The task: Please report every line from the material that contains the word "Banks".

Extracted information:
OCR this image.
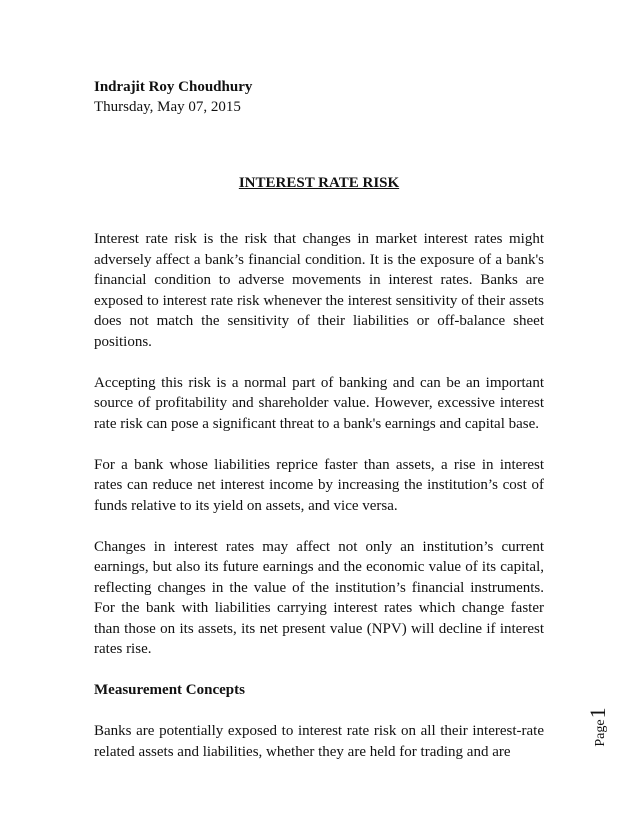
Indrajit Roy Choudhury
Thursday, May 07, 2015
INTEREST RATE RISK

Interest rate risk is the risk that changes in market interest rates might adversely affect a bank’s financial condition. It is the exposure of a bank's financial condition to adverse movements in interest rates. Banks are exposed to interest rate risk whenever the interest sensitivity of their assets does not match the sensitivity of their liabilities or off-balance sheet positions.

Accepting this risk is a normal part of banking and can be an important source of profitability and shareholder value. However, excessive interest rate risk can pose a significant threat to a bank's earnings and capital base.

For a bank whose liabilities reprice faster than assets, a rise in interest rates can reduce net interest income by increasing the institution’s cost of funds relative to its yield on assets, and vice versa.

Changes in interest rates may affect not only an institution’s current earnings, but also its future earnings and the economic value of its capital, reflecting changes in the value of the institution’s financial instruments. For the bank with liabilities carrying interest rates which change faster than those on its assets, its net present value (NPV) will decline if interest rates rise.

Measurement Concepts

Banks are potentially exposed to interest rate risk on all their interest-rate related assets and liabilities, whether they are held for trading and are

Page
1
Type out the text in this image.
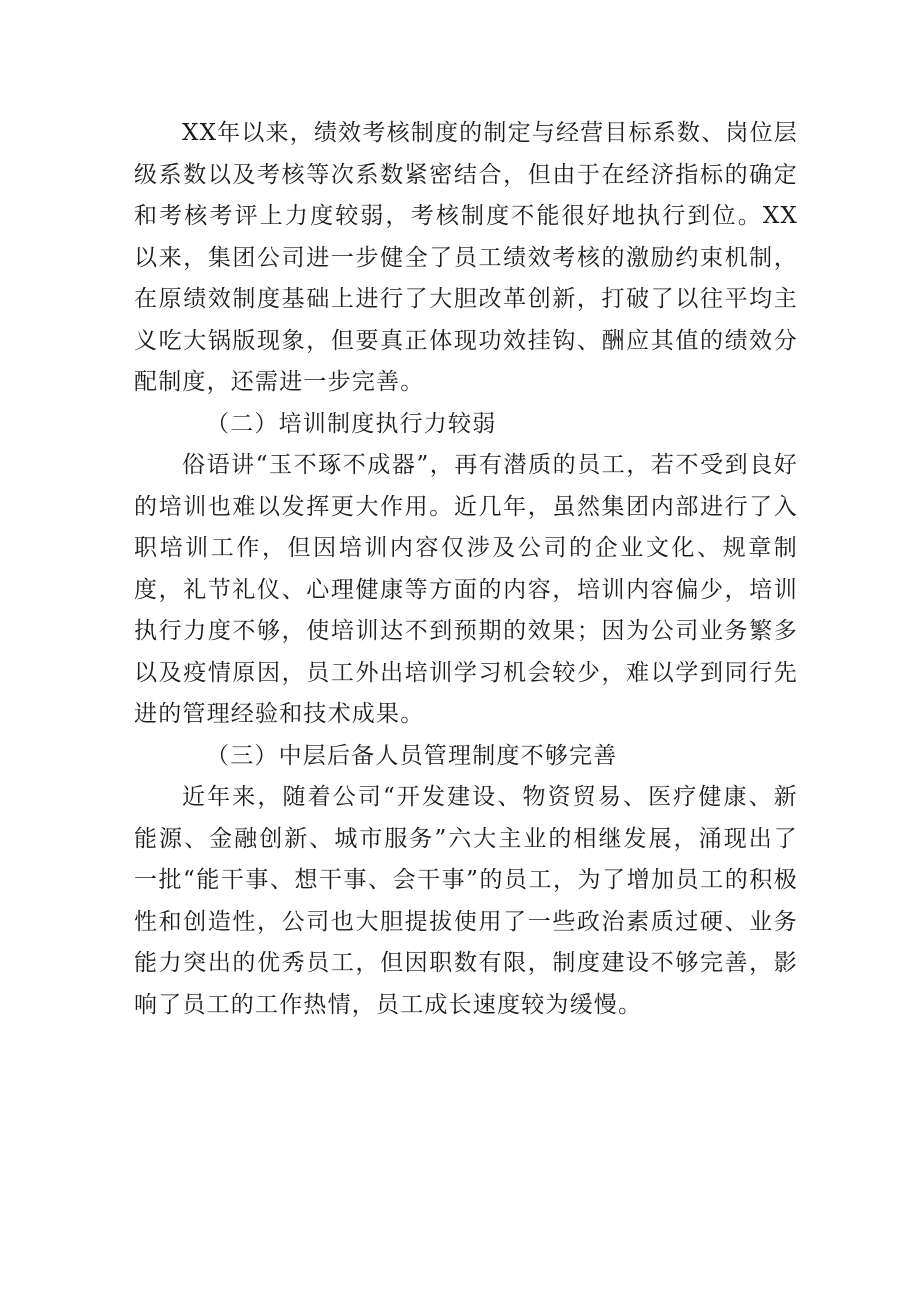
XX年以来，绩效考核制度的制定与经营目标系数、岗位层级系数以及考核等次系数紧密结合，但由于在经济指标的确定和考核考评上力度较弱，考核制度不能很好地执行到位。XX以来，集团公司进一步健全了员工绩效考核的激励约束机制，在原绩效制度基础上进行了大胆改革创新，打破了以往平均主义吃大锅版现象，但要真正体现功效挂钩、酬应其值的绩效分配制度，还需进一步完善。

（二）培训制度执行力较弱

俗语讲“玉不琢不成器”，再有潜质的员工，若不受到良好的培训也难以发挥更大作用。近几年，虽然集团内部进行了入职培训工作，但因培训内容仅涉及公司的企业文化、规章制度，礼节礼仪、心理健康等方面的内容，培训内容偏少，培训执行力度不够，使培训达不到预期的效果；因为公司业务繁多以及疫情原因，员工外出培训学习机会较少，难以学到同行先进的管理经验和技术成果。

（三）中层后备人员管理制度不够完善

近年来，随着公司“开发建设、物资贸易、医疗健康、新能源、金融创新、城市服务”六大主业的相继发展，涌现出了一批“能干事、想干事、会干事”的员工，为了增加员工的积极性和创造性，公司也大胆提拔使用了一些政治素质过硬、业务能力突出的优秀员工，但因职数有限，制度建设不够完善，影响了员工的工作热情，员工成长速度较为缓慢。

Result of this task:
Interest rate risk is the risk that changes in market interest rates might adversely affect a bank’s financial condition. It is the exposure of a bank's financial condition to adverse movements in interest rates. Banks are exposed to interest rate risk whenever the interest sensitivity of their assets does not match the sensitivity of their liabilities or off-balance sheet positions.
Banks are potentially exposed to interest rate risk on all their interest-rate related assets and liabilities, whether they are held for trading and are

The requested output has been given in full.